PROBLEM TO WORK ON
Below are some records. Pull every line that contains the word "합리적인".

[A block of data]

· · · · · · ·

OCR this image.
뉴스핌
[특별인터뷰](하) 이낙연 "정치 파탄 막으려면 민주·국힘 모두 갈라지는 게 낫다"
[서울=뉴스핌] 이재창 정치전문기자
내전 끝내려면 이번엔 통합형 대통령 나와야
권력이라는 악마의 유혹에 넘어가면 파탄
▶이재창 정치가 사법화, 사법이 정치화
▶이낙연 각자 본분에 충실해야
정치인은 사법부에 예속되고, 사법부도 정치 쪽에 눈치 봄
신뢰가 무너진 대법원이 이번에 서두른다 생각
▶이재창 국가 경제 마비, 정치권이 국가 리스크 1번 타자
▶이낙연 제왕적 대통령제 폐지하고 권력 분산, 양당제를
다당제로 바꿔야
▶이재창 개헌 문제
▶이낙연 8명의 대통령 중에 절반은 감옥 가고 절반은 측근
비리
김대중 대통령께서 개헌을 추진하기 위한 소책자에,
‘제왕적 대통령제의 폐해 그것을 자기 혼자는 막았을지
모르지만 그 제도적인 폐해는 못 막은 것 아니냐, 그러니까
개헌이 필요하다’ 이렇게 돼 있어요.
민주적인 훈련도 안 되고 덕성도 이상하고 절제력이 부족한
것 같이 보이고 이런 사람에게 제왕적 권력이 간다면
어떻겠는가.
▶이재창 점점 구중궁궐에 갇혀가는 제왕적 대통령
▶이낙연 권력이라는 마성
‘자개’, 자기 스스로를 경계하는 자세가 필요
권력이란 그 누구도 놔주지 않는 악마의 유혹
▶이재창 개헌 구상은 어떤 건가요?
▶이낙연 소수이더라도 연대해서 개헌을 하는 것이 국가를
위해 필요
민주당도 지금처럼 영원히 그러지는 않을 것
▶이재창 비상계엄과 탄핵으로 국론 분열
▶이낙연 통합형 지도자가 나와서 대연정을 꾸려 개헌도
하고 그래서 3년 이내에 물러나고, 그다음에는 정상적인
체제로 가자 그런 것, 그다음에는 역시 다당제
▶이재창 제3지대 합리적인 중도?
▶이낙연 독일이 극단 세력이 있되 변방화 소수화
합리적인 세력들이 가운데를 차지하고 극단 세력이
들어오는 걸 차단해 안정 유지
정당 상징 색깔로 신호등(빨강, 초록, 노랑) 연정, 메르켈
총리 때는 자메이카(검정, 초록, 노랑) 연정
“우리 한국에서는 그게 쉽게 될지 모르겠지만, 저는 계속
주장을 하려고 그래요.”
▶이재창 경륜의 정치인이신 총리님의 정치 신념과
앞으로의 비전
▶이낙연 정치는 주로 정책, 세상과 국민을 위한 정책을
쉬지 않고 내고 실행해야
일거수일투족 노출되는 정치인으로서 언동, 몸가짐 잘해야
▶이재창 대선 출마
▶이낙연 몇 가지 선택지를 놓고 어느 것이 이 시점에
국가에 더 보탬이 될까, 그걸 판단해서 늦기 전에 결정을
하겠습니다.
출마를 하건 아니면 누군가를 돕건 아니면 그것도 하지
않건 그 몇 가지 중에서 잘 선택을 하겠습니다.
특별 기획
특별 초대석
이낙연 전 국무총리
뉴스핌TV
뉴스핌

· · · · · · ·

FINAL ANSWER
▶이재창 제3지대 합리적인 중도?
합리적인 세력들이 가운데를 차지하고 극단 세력이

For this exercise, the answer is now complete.